Exercise prompt: Locate every line in the records below that holds the word "Gildersleeve" and return each one.

Stored items
····················
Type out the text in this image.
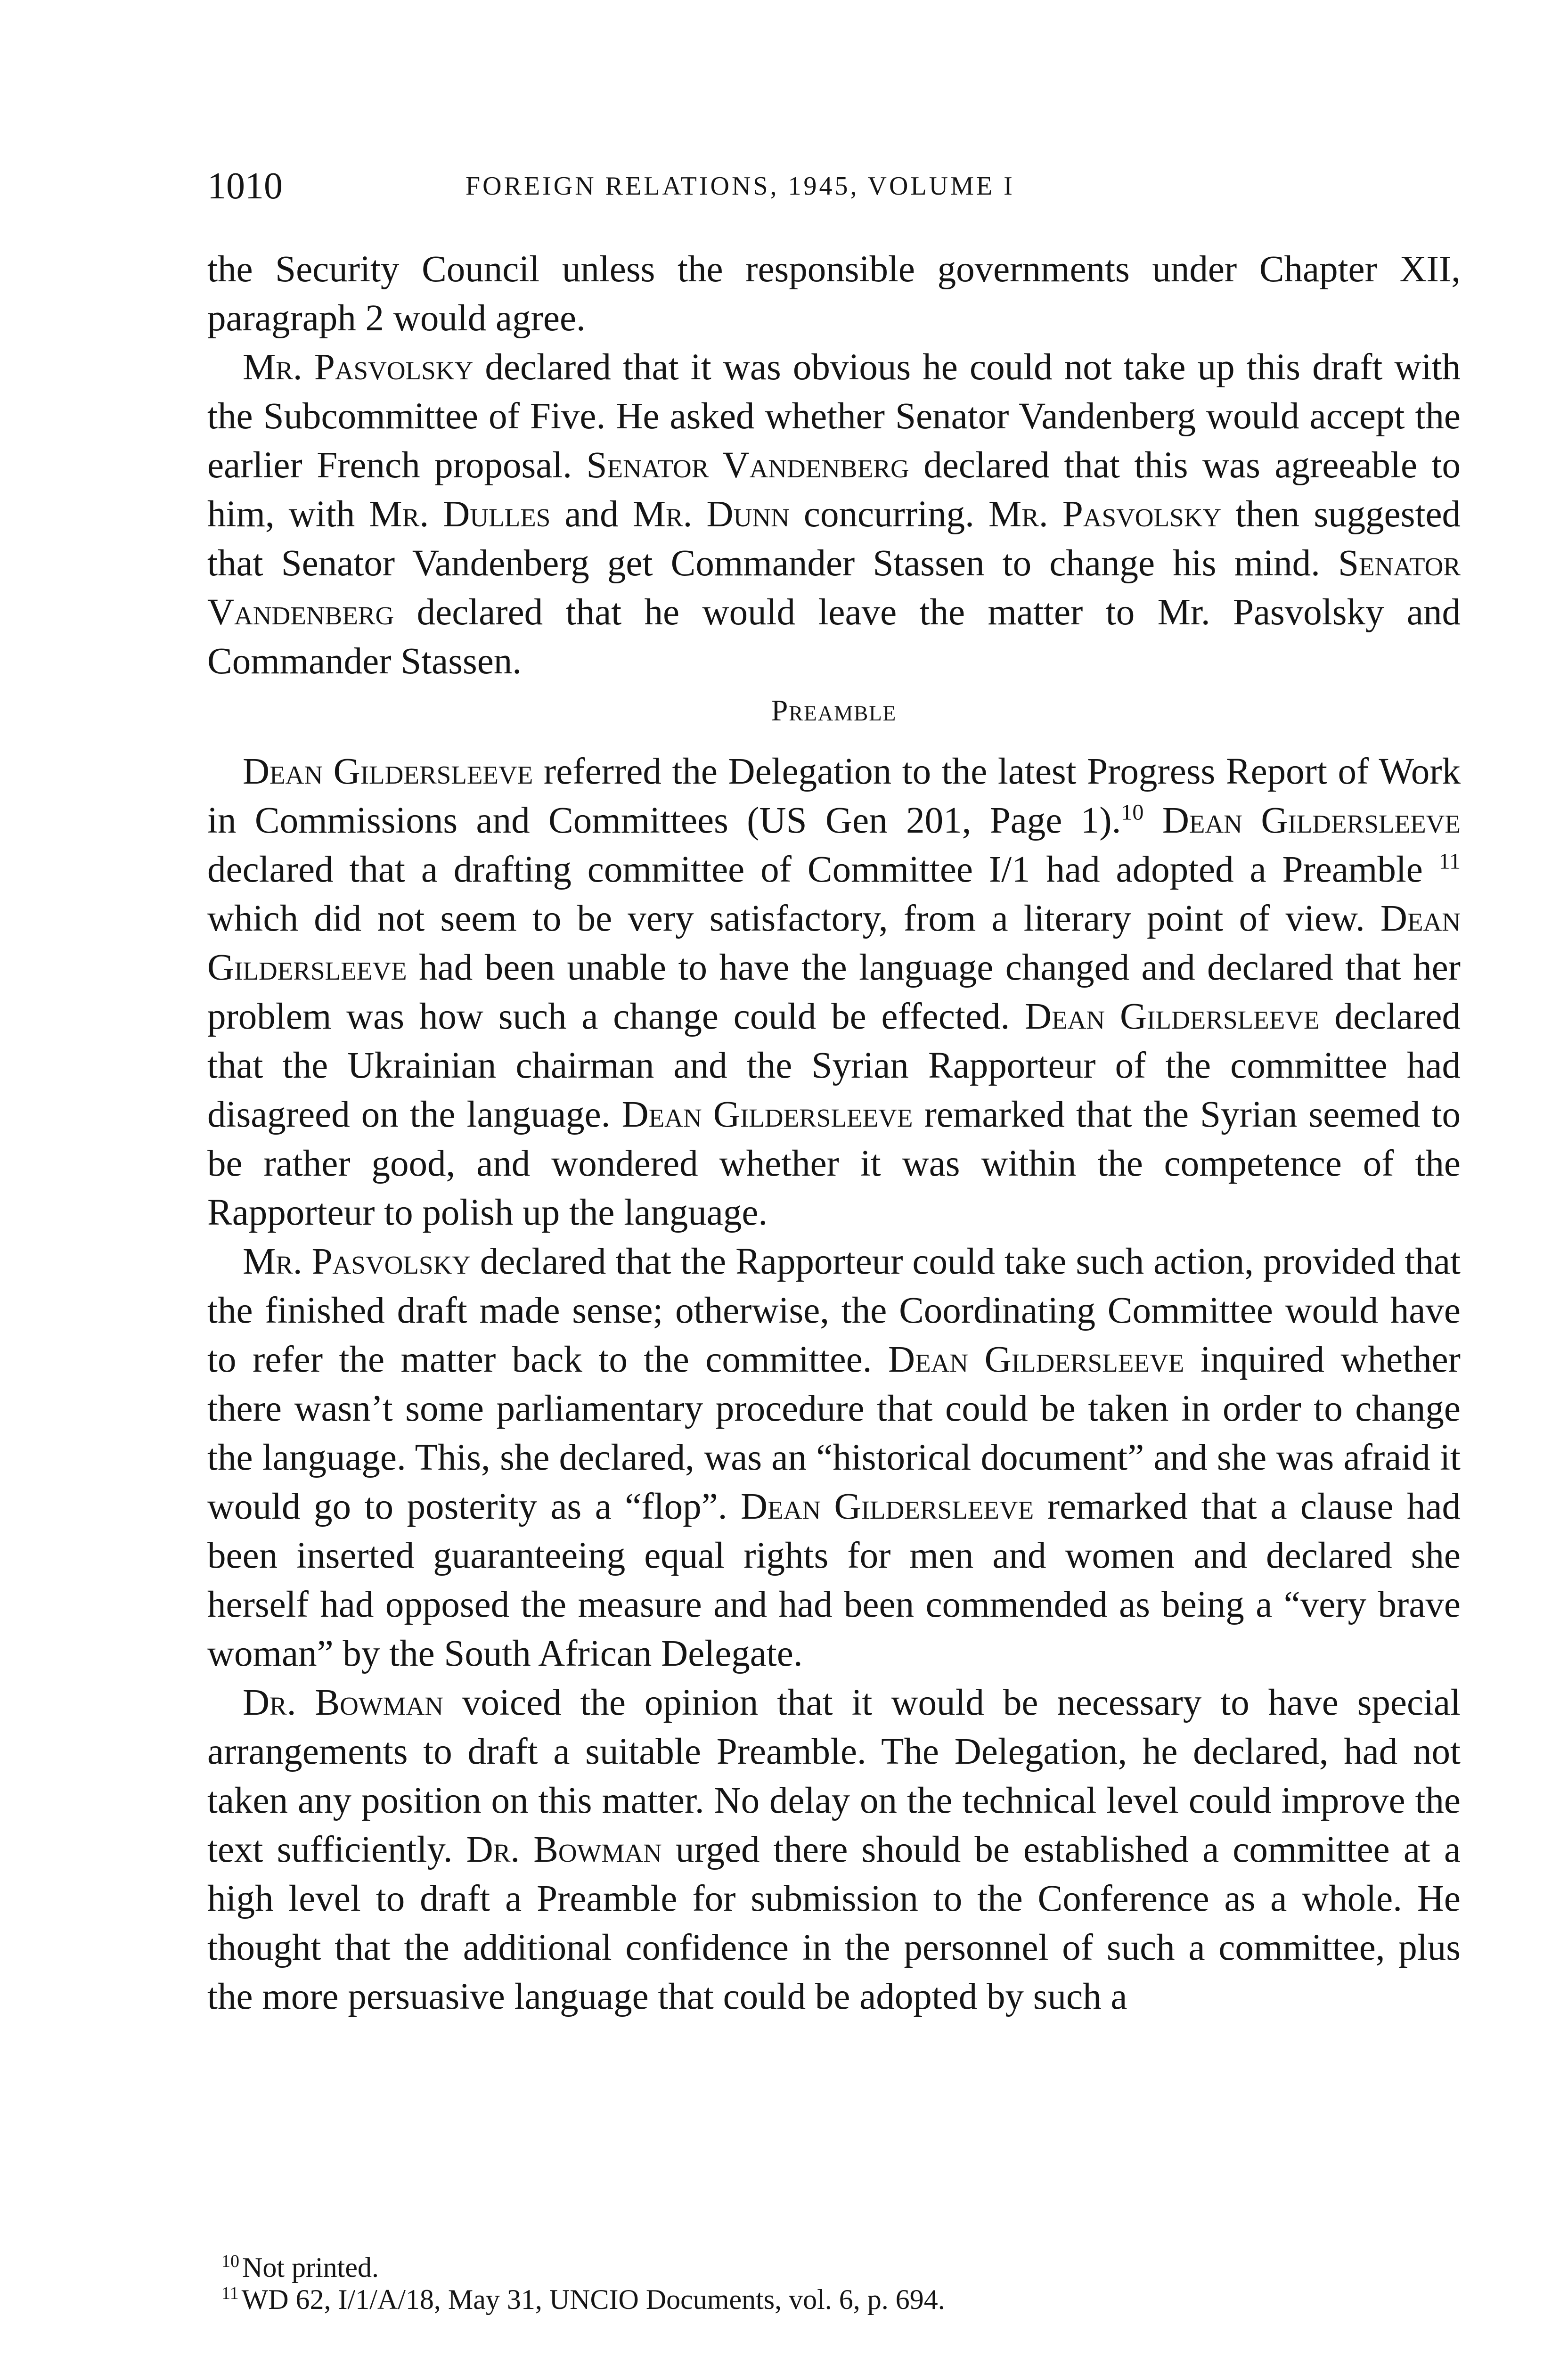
1010	FOREIGN RELATIONS, 1945, VOLUME I

the Security Council unless the responsible governments under Chapter XII, paragraph 2 would agree.

Mr. Pasvolsky declared that it was obvious he could not take up this draft with the Subcommittee of Five. He asked whether Senator Vandenberg would accept the earlier French proposal. Senator Vandenberg declared that this was agreeable to him, with Mr. Dulles and Mr. Dunn concurring. Mr. Pasvolsky then suggested that Senator Vandenberg get Commander Stassen to change his mind. Senator Vandenberg declared that he would leave the matter to Mr. Pasvolsky and Commander Stassen.

Preamble

Dean Gildersleeve referred the Delegation to the latest Progress Report of Work in Commissions and Committees (US Gen 201, Page 1).$^{10}$ Dean Gildersleeve declared that a drafting committee of Committee I/1 had adopted a Preamble $^{11}$ which did not seem to be very satisfactory, from a literary point of view. Dean Gildersleeve had been unable to have the language changed and declared that her problem was how such a change could be effected. Dean Gildersleeve declared that the Ukrainian chairman and the Syrian Rapporteur of the committee had disagreed on the language. Dean Gildersleeve remarked that the Syrian seemed to be rather good, and wondered whether it was within the competence of the Rapporteur to polish up the language.

Mr. Pasvolsky declared that the Rapporteur could take such action, provided that the finished draft made sense; otherwise, the Coordinating Committee would have to refer the matter back to the committee. Dean Gildersleeve inquired whether there wasn’t some parliamentary procedure that could be taken in order to change the language. This, she declared, was an “historical document” and she was afraid it would go to posterity as a “flop”. Dean Gildersleeve remarked that a clause had been inserted guaranteeing equal rights for men and women and declared she herself had opposed the measure and had been commended as being a “very brave woman” by the South African Delegate.

Dr. Bowman voiced the opinion that it would be necessary to have special arrangements to draft a suitable Preamble. The Delegation, he declared, had not taken any position on this matter. No delay on the technical level could improve the text sufficiently. Dr. Bowman urged there should be established a committee at a high level to draft a Preamble for submission to the Conference as a whole. He thought that the additional confidence in the personnel of such a committee, plus the more persuasive language that could be adopted by such a

$^{10}$ Not printed.

$^{11}$ WD 62, I/1/A/18, May 31, UNCIO Documents, vol. 6, p. 694.
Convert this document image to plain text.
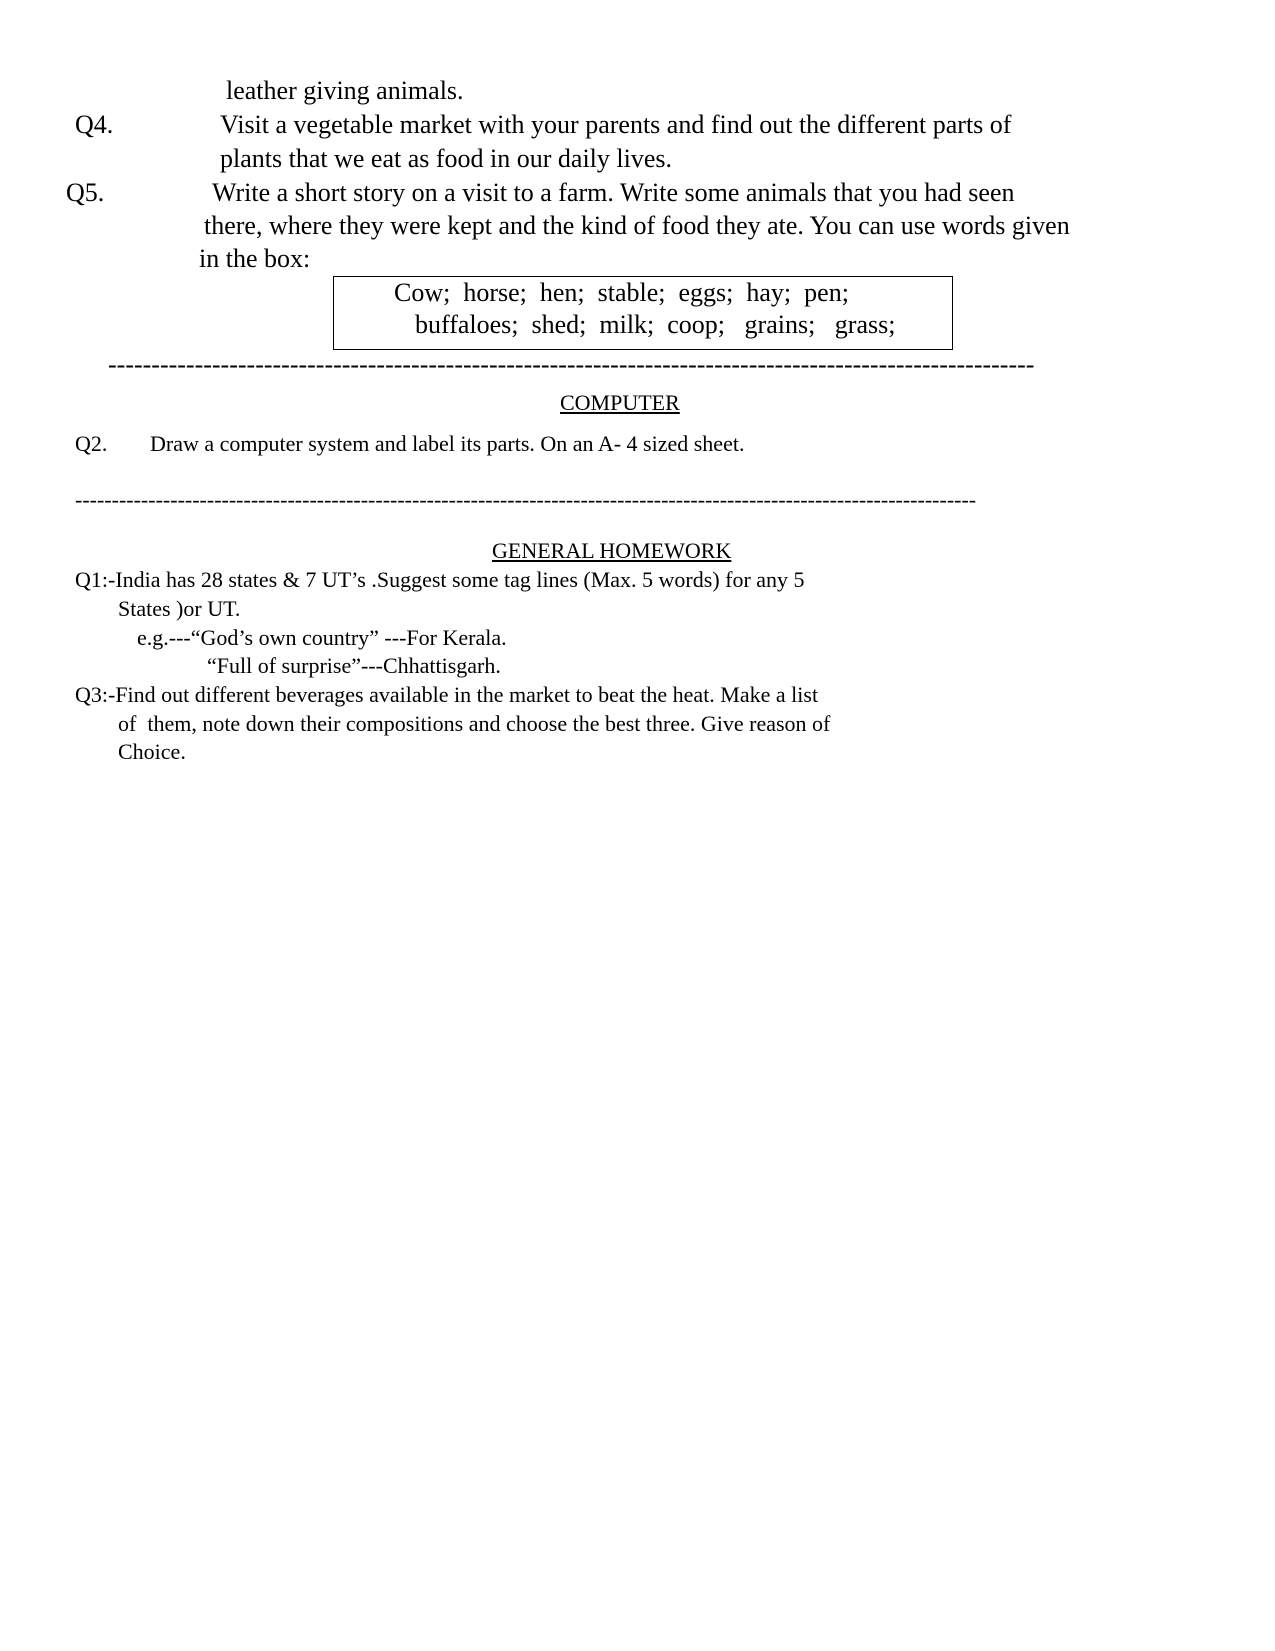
leather giving animals.
Q4.	Visit a vegetable market with your parents and find out the different parts of
plants that we eat as food in our daily lives.
Q5.	Write a short story on a visit to a farm. Write some animals that you had seen
there, where they were kept and the kind of food they ate. You can use words given
in the box:
Cow;  horse;  hen;  stable;  eggs;  hay;  pen;
buffaloes;  shed;  milk;  coop;   grains;   grass;
-----------------------------------------------------------------------------------------------------------
COMPUTER
Q2. Draw a computer system and label its parts. On an A- 4 sized sheet.
---------------------------------------------------------------------------------------------------------------------------
GENERAL HOMEWORK
Q1:-India has 28 states & 7 UT’s .Suggest some tag lines (Max. 5 words) for any 5
States )or UT.
e.g.---“God’s own country” ---For Kerala.
“Full of surprise”---Chhattisgarh.
Q3:-Find out different beverages available in the market to beat the heat. Make a list
of  them, note down their compositions and choose the best three. Give reason of
Choice.
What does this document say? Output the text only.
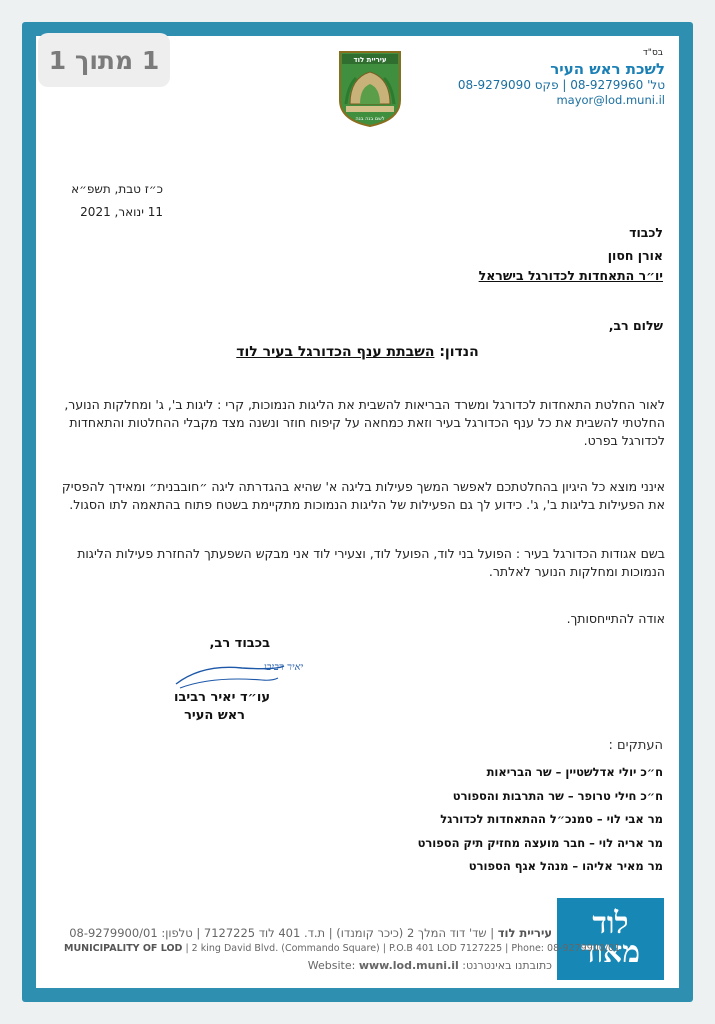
1 מתוך 1	בס"ד
לשכת ראש העיר
טל' 08-9279960 | פקס 08-9279090
mayor@lod.muni.il
עיריית לוד
לשם בנה בנה
כ״ז טבת, תשפ״א
11 ינואר, 2021
לכבוד
אורן חסון
יו״ר התאחדות לכדורגל בישראל
שלום רב,
הנדון: השבתת ענף הכדורגל בעיר לוד
לאור החלטת התאחדות לכדורגל ומשרד הבריאות להשבית את הליגות הנמוכות, קרי : ליגות ב', ג' ומחלקות הנוער, החלטתי להשבית את כל ענף הכדורגל בעיר וזאת כמחאה על קיפוח חוזר ונשנה מצד מקבלי ההחלטות והתאחדות לכדורגל בפרט.
אינני מוצא כל היגיון בהחלטתכם לאפשר המשך פעילות בליגה א' שהיא בהגדרתה ליגה ״חובבנית״ ומאידך להפסיק את הפעילות בליגות ב', ג'. כידוע לך גם הפעילות של הליגות הנמוכות מתקיימת בשטח פתוח בהתאמה לתו הסגול.
בשם אגודות הכדורגל בעיר : הפועל בני לוד, הפועל לוד, וצעירי לוד אני מבקש השפעתך להחזרת פעילות הליגות הנמוכות ומחלקות הנוער לאלתר.
אודה להתייחסותך.
בכבוד רב,
יאיר רביבו
עו״ד יאיר רביבו
ראש העיר
העתקים :
ח״כ יולי אדלשטיין – שר הבריאות
ח״כ חילי טרופר – שר התרבות והספורט
מר אבי לוי – סמנכ״ל ההתאחדות לכדורגל
מר אריה לוי – חבר מועצה מחזיק תיק הספורט
מר מאיר אליהו – מנהל אגף הספורט
לוד
מאוד
עיריית לוד | שד' דוד המלך 2 (כיכר קומנדו) | ת.ד. 401 לוד 7127225 | טלפון: 08-9279900/01
MUNICIPALITY OF LOD | 2 king David Blvd. (Commando Square) | P.O.B 401 LOD 7127225 | Phone: 08-9279900/01
כתובתנו באינטרנט: Website: www.lod.muni.il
····················
Output:
Dean Gildersleeve referred the Delegation to the latest Progress Report of Work in Commissions and Committees (US Gen 201, Page 1).$^{10}$ Dean Gildersleeve declared that a drafting committee of Committee I/1 had adopted a Preamble $^{11}$ which did not seem to be very satisfactory, from a literary point of view. Dean Gildersleeve had been unable to have the language changed and declared that her problem was how such a change could be effected. Dean Gildersleeve declared that the Ukrainian chairman and the Syrian Rapporteur of the committee had disagreed on the language. Dean Gildersleeve remarked that the Syrian seemed to be rather good, and wondered whether it was within the competence of the Rapporteur to polish up the language.
Mr. Pasvolsky declared that the Rapporteur could take such action, provided that the finished draft made sense; otherwise, the Coordinating Committee would have to refer the matter back to the committee. Dean Gildersleeve inquired whether there wasn’t some parliamentary procedure that could be taken in order to change the language. This, she declared, was an “historical document” and she was afraid it would go to posterity as a “flop”. Dean Gildersleeve remarked that a clause had been inserted guaranteeing equal rights for men and women and declared she herself had opposed the measure and had been commended as being a “very brave woman” by the South African Delegate.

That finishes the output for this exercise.